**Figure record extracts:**
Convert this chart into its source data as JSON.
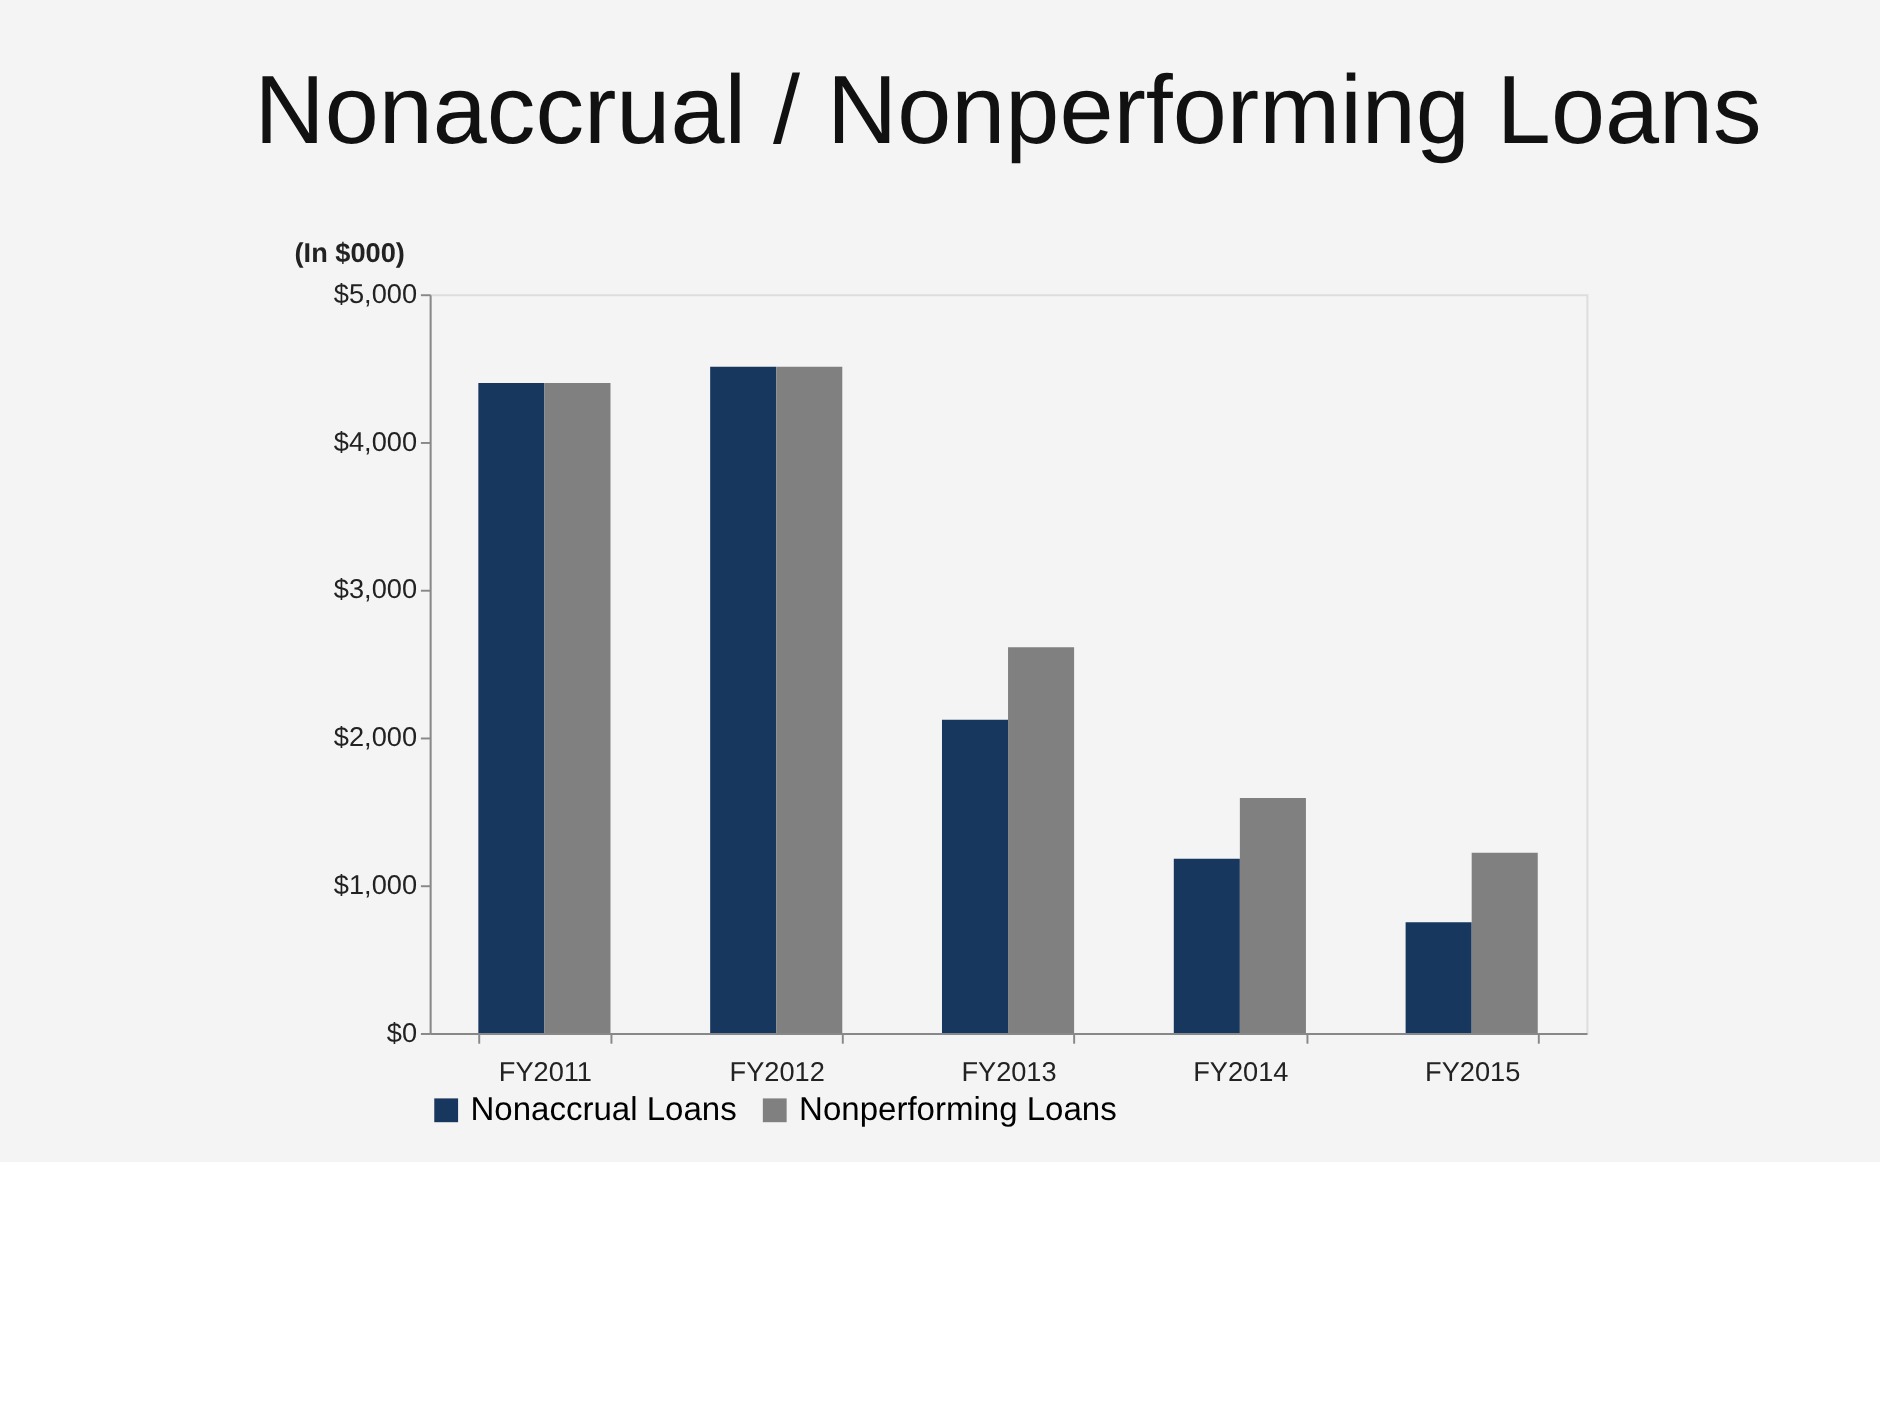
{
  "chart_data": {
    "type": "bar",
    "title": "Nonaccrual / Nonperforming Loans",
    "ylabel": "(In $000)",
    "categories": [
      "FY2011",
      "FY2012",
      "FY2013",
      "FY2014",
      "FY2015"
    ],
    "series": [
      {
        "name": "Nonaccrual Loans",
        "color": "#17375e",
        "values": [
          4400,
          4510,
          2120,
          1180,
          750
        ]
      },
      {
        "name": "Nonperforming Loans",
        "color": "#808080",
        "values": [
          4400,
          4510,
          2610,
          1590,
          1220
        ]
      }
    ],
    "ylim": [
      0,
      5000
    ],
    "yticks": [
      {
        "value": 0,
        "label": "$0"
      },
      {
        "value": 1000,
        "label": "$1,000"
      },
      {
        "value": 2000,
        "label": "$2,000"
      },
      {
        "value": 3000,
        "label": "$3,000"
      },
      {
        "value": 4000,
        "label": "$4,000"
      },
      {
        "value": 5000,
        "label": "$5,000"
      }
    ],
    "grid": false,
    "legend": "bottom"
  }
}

--

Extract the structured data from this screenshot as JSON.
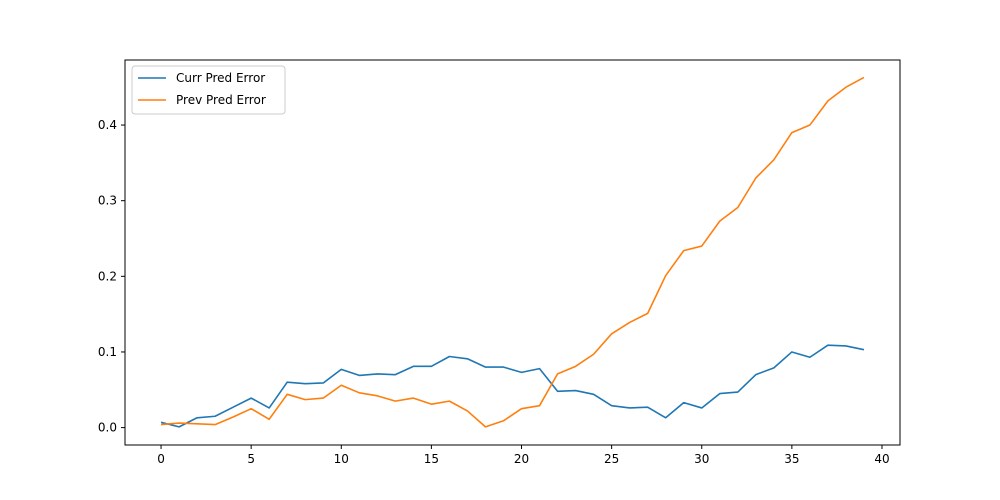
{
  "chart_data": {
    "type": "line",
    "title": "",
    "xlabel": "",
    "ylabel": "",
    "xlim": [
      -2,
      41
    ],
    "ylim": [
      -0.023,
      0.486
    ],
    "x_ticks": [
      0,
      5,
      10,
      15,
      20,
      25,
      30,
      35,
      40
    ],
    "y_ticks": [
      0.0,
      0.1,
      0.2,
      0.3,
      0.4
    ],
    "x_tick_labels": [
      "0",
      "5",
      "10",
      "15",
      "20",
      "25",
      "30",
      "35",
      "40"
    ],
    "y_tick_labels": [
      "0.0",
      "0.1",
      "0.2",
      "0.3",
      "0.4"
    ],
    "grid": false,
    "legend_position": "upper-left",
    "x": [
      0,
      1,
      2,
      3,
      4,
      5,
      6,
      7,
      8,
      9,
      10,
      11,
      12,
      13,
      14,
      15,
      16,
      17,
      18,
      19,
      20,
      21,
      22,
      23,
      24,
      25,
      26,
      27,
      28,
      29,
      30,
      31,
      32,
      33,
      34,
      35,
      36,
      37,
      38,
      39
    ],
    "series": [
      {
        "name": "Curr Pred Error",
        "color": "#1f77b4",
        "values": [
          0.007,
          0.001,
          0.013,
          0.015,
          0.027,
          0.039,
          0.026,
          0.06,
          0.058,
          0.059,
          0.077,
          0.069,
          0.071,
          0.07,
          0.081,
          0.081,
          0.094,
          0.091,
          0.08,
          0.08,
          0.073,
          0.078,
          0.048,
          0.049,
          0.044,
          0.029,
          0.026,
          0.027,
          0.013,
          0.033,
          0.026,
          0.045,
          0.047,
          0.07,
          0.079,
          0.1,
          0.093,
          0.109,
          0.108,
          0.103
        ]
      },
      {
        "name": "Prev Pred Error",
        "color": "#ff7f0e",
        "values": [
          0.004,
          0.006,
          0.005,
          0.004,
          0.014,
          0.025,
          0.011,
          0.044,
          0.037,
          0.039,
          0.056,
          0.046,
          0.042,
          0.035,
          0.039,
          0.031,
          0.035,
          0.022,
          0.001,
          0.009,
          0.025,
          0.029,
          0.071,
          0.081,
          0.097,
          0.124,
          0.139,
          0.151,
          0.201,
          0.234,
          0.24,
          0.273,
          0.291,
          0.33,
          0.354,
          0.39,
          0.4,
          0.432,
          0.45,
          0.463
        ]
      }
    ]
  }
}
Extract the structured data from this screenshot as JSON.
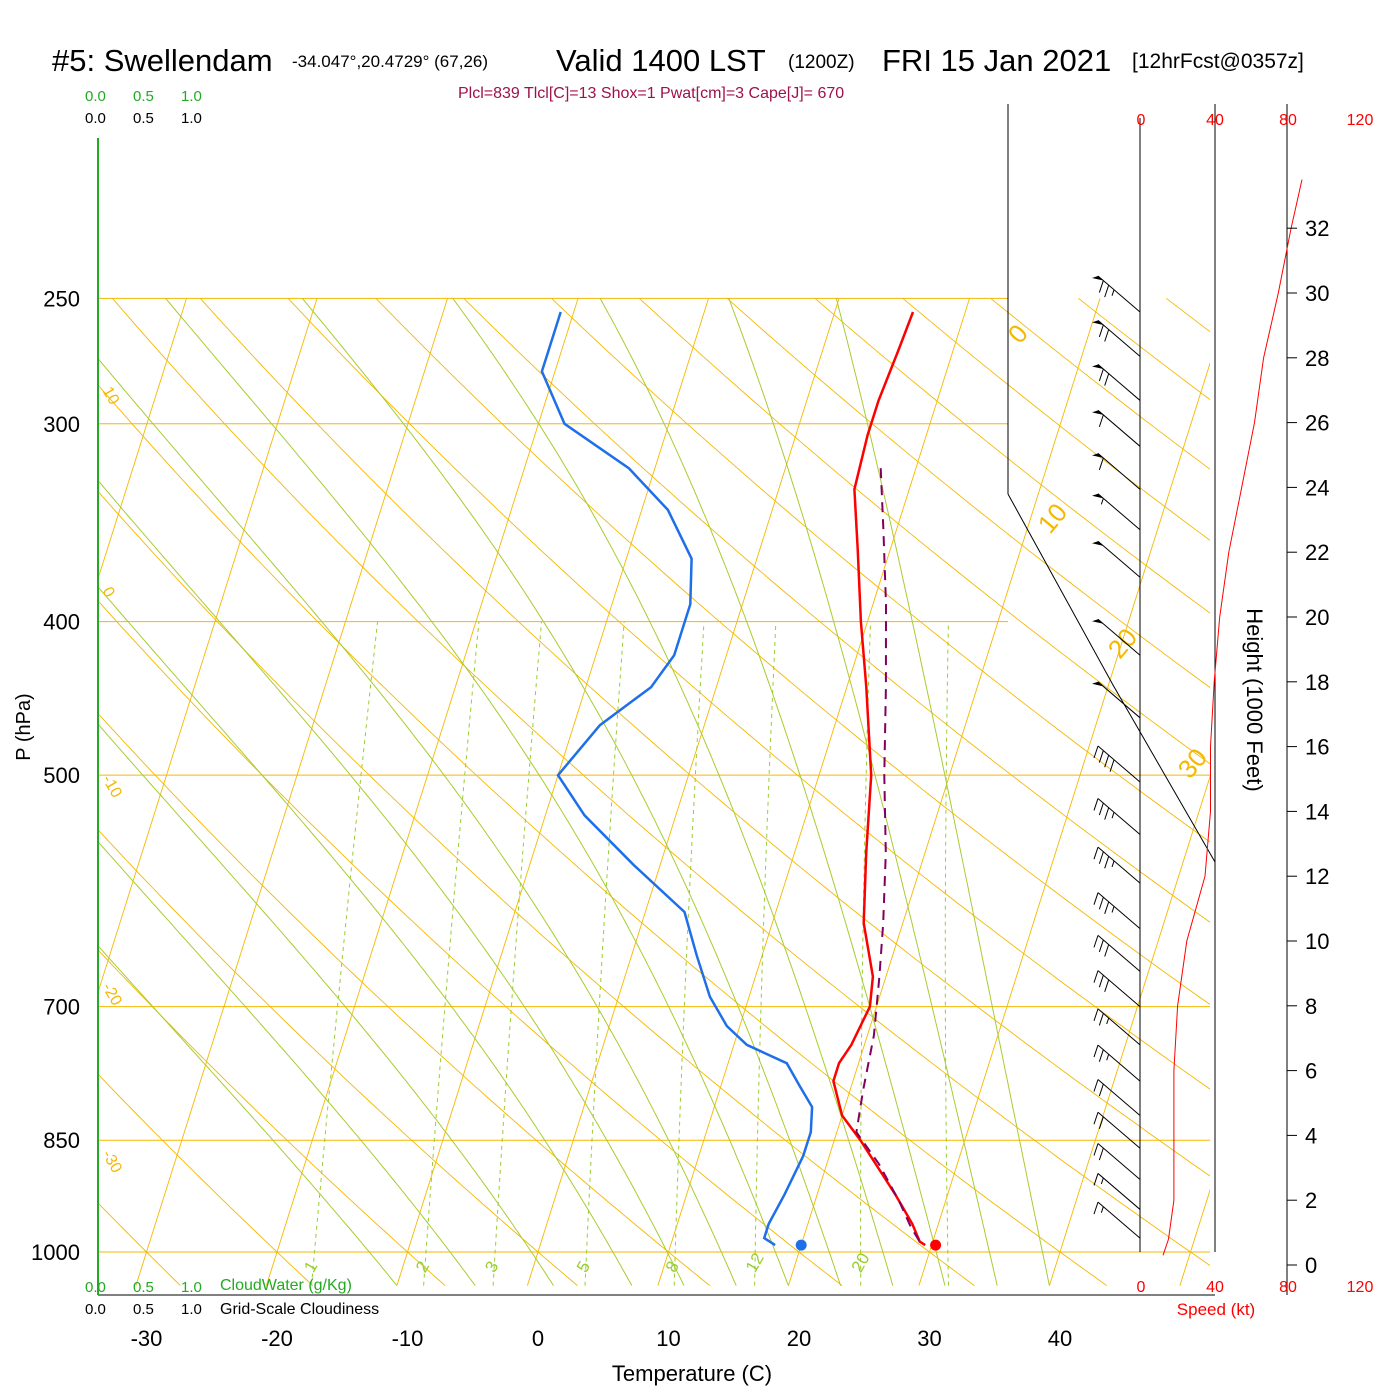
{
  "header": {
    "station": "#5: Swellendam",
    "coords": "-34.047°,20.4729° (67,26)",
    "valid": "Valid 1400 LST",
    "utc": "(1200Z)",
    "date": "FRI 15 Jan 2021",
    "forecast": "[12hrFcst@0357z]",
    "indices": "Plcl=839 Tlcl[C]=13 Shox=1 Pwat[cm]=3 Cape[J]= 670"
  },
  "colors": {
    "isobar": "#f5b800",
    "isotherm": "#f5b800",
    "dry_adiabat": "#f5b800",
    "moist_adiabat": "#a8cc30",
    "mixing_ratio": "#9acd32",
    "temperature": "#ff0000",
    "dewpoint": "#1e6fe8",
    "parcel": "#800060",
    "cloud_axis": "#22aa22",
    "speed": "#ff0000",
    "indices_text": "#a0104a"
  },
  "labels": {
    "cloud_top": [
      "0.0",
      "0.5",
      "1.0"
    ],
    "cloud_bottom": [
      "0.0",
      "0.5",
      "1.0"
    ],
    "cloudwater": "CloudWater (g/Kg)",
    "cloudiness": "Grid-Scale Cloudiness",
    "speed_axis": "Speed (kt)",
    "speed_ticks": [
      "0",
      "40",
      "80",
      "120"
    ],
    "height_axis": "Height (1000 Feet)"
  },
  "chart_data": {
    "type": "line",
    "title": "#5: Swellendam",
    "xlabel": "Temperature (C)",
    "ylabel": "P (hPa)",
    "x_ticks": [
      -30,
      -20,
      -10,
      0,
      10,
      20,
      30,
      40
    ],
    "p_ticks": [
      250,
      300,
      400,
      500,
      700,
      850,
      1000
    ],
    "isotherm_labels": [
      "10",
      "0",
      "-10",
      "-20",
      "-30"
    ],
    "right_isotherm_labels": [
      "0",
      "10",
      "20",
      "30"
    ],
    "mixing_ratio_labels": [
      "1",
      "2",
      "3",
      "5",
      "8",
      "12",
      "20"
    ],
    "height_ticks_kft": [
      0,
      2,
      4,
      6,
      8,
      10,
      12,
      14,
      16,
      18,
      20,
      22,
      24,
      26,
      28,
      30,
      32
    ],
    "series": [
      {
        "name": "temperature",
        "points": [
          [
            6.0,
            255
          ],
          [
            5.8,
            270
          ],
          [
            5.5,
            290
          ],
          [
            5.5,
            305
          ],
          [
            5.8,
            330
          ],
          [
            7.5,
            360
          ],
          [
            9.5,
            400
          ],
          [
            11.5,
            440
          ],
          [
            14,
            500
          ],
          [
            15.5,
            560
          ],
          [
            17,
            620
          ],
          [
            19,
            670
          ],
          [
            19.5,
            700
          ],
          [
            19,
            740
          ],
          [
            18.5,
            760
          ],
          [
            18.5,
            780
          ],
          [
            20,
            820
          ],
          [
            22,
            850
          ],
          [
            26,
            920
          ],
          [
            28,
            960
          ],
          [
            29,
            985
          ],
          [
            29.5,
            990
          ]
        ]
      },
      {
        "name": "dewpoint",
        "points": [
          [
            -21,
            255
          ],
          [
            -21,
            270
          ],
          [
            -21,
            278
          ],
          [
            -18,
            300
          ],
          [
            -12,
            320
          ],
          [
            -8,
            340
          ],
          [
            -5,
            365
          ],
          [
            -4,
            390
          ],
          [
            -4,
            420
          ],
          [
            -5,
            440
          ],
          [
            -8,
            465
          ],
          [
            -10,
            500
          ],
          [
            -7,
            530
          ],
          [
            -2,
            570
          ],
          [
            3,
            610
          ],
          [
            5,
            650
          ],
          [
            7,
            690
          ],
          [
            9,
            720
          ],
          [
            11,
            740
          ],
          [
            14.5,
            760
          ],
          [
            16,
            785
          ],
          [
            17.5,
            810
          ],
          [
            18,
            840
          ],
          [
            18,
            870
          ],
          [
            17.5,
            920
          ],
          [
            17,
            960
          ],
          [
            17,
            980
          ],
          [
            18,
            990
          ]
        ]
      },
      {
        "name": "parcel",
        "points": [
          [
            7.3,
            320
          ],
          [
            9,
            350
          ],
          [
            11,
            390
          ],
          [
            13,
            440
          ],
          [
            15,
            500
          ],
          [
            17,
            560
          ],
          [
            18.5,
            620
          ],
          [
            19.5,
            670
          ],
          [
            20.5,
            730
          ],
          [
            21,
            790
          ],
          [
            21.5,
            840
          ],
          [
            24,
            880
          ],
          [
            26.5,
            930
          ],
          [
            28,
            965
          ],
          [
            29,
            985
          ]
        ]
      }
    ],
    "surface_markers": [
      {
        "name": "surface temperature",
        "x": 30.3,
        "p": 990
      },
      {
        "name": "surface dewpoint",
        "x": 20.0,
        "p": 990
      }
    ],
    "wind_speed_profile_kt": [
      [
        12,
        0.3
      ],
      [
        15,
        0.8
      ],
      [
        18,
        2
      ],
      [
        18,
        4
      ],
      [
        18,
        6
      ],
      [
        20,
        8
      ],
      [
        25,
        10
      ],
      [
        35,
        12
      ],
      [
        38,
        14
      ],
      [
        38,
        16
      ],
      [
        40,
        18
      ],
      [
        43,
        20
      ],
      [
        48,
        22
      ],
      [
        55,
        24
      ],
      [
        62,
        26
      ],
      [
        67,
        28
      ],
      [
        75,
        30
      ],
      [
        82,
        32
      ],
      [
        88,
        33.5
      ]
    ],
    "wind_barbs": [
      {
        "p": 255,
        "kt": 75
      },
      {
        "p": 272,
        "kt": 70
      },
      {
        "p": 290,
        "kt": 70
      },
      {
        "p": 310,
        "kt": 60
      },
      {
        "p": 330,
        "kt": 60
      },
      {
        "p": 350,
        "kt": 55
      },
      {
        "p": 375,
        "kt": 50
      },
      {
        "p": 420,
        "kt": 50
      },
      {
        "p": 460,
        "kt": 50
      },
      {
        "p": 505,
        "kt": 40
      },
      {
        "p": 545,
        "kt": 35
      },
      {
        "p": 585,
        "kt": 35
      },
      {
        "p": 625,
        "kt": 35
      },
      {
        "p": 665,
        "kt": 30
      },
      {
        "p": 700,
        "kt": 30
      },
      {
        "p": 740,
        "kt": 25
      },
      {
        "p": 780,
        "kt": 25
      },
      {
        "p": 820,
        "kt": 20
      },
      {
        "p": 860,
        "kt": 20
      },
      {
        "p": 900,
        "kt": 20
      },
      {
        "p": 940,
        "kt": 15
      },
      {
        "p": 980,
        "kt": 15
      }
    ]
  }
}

**TASK DESCRIPTION:**
Which lines hold the word "Error"? Return all of them from the records above.

**EXERCISE SOLUTION:**
        "name": "Curr Pred Error",
        "name": "Prev Pred Error",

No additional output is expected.